Stated problem
Turn the part of the listing that opens with the line containing "What elements are" and closes with the line containing "code-line[interactable]: sale_price integer" into a numbered list, dropping any blank lines.

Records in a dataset
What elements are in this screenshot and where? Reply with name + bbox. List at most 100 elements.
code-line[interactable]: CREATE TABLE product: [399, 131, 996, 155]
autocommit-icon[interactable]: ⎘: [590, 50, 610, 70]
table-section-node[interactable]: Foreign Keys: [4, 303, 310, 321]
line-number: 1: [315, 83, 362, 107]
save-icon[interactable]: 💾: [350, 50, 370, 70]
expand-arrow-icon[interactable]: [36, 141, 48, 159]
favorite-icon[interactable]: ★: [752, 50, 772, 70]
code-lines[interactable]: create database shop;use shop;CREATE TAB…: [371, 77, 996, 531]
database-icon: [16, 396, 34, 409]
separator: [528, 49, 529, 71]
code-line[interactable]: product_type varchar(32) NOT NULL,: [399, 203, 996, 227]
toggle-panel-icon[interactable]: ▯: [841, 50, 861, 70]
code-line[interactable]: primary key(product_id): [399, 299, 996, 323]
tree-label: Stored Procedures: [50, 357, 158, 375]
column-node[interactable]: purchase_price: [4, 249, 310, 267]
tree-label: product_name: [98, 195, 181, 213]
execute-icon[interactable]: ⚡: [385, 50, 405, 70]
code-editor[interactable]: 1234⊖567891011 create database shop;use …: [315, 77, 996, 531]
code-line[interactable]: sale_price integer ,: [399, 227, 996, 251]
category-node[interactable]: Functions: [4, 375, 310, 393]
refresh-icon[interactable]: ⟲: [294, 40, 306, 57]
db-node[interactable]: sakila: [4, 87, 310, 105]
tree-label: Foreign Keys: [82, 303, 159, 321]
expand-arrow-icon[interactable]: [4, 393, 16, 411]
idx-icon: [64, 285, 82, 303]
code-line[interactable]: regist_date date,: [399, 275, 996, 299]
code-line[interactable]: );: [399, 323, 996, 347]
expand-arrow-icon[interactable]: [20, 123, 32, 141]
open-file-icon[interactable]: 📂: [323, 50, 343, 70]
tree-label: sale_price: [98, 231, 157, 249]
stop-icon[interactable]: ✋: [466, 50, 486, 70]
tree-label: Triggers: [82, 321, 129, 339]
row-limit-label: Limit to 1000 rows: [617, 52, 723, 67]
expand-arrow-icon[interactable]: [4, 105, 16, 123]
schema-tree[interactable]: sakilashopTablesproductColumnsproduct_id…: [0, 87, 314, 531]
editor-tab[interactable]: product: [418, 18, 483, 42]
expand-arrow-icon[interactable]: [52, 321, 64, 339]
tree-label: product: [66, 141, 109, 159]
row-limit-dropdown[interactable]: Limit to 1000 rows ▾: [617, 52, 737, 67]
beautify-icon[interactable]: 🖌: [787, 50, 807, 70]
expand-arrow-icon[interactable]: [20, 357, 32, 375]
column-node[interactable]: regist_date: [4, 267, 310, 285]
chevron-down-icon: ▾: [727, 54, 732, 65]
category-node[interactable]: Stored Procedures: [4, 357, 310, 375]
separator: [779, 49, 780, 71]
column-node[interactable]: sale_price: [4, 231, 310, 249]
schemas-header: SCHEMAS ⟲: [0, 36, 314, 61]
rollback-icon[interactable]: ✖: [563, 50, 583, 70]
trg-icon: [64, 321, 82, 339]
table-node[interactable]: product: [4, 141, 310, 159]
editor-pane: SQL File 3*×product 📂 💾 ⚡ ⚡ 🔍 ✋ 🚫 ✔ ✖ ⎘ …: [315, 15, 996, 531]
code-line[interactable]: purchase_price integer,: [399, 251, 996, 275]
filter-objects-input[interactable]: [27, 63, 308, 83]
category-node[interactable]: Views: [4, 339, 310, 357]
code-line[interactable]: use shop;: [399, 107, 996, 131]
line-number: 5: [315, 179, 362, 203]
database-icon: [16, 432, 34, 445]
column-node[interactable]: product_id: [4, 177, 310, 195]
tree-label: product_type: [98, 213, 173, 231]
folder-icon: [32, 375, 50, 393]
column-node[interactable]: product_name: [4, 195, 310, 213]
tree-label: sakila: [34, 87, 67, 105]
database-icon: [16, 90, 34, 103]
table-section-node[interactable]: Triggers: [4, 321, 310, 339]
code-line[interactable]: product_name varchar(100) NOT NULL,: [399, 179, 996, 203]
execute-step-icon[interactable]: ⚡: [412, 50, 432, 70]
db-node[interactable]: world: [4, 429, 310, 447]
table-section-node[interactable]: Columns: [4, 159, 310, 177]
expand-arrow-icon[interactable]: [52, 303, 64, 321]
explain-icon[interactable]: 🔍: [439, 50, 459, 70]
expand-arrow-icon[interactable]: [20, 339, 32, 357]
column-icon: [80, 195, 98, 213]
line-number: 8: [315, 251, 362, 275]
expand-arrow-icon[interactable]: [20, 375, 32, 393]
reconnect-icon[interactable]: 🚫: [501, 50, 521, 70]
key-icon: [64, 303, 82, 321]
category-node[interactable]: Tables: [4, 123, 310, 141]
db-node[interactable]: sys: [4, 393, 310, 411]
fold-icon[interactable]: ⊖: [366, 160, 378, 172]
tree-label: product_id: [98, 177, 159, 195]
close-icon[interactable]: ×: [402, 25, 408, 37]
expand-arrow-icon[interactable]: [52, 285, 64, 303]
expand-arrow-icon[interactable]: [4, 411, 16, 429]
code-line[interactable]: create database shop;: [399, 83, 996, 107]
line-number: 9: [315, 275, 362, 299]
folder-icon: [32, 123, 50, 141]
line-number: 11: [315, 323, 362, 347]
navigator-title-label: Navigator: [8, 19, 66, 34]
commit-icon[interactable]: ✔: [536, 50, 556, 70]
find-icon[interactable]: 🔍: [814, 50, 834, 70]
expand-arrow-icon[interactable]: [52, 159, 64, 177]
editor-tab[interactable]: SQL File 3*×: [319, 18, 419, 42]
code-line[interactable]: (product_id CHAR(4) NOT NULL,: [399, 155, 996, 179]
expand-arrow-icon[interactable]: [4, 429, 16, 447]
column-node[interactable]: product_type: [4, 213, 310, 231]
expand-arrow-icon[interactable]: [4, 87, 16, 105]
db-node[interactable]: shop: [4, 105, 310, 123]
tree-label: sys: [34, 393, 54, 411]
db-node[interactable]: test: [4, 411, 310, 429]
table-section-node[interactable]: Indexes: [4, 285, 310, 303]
---
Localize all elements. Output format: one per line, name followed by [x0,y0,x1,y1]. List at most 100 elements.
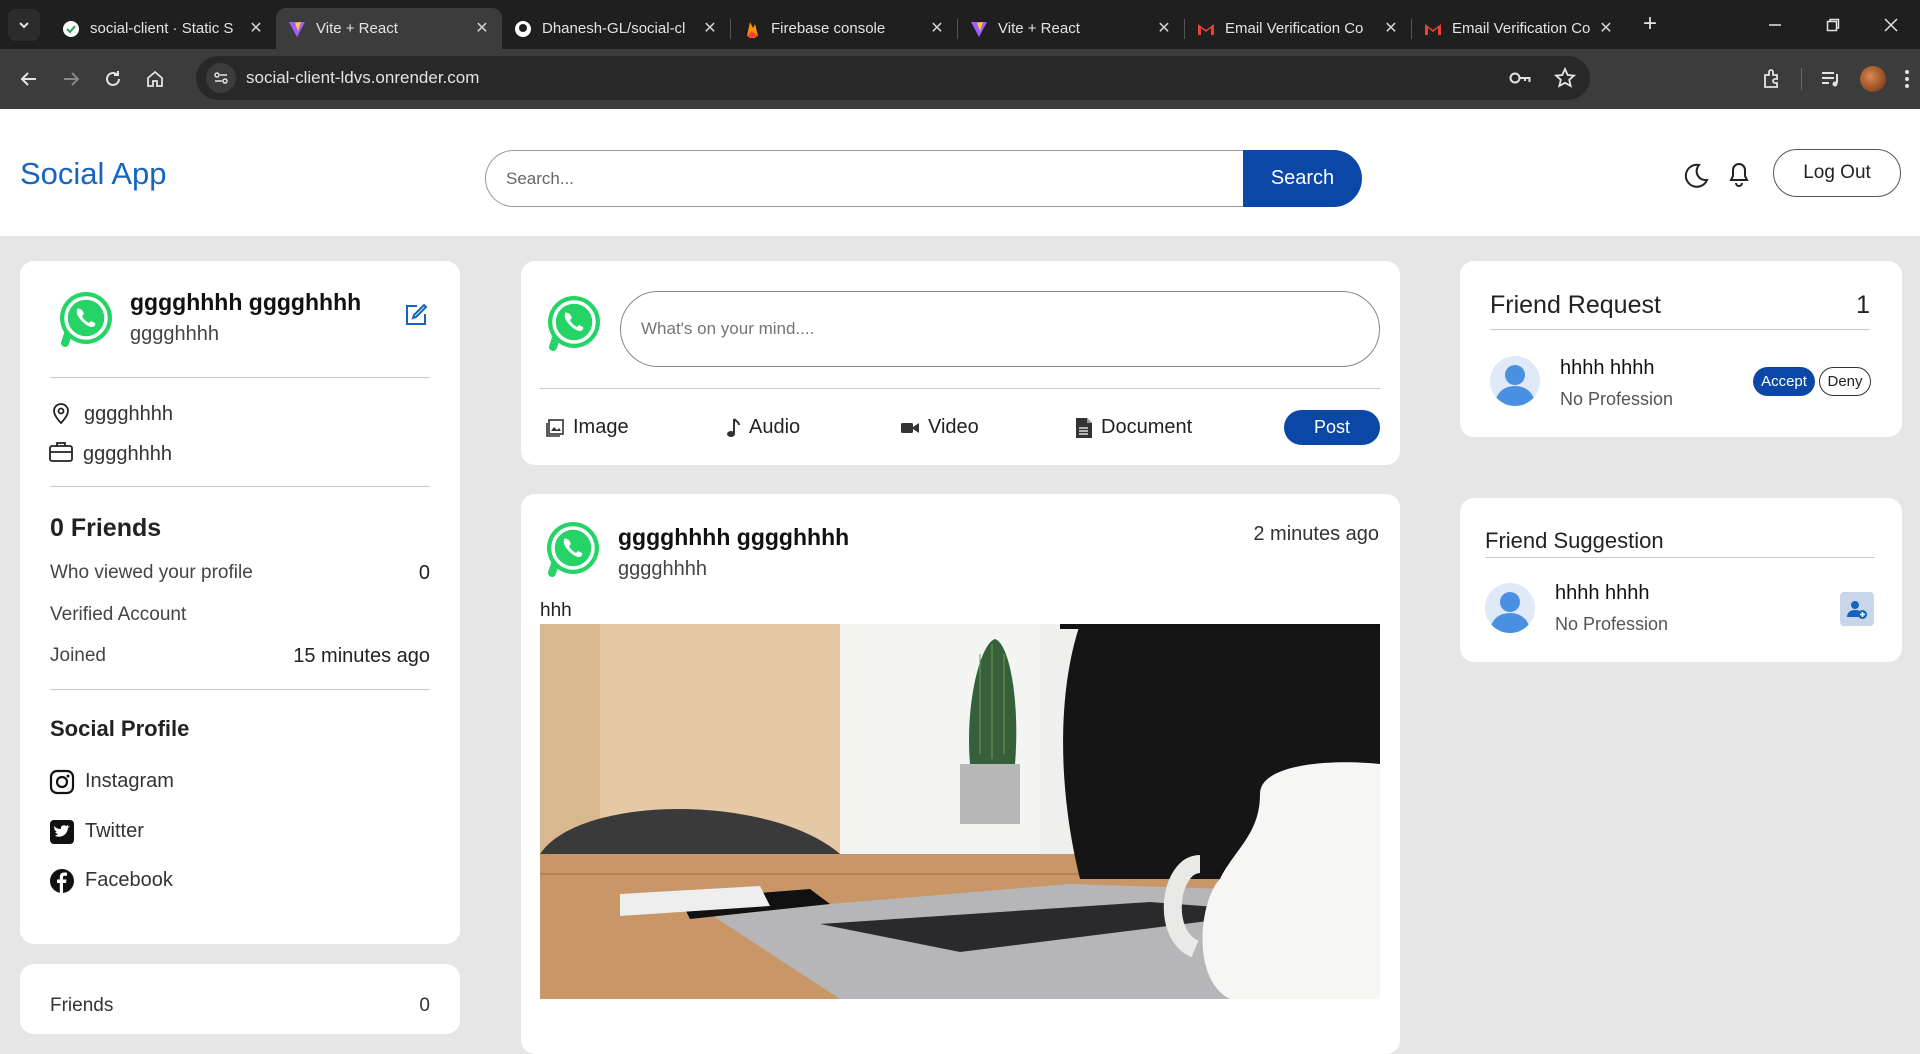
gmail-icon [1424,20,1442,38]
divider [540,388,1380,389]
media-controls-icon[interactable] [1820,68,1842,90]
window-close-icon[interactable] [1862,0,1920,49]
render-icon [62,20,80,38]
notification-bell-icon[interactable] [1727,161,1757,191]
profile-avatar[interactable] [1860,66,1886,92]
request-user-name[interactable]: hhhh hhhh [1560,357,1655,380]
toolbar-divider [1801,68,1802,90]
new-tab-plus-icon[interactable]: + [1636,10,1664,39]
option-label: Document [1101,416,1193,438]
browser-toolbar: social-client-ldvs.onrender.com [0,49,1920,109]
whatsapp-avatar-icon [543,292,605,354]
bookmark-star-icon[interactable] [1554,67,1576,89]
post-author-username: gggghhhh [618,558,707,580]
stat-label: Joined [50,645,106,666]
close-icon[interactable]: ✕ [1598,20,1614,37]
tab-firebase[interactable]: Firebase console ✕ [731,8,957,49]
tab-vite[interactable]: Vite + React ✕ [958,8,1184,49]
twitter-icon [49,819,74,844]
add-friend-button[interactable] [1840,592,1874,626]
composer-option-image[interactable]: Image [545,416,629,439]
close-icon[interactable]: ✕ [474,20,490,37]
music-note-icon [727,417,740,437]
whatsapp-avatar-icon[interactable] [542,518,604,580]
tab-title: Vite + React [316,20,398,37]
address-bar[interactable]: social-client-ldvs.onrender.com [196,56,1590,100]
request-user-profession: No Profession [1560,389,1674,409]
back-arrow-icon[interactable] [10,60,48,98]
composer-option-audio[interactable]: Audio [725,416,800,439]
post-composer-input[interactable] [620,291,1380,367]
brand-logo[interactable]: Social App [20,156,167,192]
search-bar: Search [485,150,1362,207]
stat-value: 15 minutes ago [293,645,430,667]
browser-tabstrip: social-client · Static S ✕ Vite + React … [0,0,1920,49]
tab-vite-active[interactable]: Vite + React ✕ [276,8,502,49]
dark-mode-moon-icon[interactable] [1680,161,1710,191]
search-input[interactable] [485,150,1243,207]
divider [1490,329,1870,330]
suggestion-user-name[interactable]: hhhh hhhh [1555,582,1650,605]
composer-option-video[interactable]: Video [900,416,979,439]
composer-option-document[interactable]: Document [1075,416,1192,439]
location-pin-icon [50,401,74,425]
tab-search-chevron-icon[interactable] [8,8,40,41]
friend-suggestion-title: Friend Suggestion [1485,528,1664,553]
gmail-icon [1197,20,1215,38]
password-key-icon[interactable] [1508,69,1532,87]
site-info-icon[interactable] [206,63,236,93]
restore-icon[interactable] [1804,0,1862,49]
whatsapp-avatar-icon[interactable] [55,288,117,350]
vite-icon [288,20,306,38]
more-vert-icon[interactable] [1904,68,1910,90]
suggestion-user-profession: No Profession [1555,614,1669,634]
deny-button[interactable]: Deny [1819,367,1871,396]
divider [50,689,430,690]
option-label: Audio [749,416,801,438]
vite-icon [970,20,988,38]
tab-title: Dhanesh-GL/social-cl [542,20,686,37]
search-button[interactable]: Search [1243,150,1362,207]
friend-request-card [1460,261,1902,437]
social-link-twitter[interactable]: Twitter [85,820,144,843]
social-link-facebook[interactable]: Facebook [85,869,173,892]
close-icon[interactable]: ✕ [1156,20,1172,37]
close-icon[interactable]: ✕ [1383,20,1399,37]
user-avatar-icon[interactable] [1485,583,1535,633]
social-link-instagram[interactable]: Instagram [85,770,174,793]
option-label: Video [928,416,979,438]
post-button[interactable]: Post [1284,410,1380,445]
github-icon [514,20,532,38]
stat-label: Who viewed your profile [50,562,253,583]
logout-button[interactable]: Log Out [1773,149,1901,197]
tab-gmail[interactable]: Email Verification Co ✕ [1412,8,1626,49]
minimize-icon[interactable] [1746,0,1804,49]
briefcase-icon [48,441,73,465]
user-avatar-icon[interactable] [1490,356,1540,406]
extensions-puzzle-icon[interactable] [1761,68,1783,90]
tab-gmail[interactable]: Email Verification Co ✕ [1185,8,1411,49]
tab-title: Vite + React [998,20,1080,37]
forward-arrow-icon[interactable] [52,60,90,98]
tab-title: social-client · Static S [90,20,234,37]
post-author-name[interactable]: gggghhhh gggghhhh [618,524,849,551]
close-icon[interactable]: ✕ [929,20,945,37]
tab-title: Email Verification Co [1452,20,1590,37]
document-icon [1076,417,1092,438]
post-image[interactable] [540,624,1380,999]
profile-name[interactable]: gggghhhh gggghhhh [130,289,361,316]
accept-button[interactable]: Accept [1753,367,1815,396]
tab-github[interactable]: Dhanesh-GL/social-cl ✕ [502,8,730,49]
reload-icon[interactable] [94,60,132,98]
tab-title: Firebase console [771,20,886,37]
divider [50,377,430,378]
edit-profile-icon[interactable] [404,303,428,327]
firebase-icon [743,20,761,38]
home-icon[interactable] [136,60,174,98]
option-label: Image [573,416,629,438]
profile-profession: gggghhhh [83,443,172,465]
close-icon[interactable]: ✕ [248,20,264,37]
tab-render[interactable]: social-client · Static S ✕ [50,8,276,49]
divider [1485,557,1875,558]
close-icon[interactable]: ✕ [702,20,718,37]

Answer for the task
1. What elements are in this screenshot and where? Reply with name + bbox. List at most 100 elements.
2. code-line[interactable]: CREATE TABLE product: [399, 131, 996, 155]
3. autocommit-icon[interactable]: ⎘: [590, 50, 610, 70]
4. table-section-node[interactable]: Foreign Keys: [4, 303, 310, 321]
5. line-number: 1: [315, 83, 362, 107]
6. save-icon[interactable]: 💾: [350, 50, 370, 70]
7. expand-arrow-icon[interactable]: [36, 141, 48, 159]
8. favorite-icon[interactable]: ★: [752, 50, 772, 70]
9. code-lines[interactable]: create database shop;use shop;CREATE TAB…: [371, 77, 996, 531]
10. database-icon: [16, 396, 34, 409]
11. separator: [528, 49, 529, 71]
12. code-line[interactable]: product_type varchar(32) NOT NULL,: [399, 203, 996, 227]
13. toggle-panel-icon[interactable]: ▯: [841, 50, 861, 70]
14. code-line[interactable]: primary key(product_id): [399, 299, 996, 323]
15. tree-label: Stored Procedures: [50, 357, 158, 375]
16. column-node[interactable]: purchase_price: [4, 249, 310, 267]
17. tree-label: product_name: [98, 195, 181, 213]
18. execute-icon[interactable]: ⚡: [385, 50, 405, 70]
19. code-editor[interactable]: 1234⊖567891011 create database shop;use …: [315, 77, 996, 531]
20. code-line[interactable]: sale_price integer ,: [399, 227, 996, 251]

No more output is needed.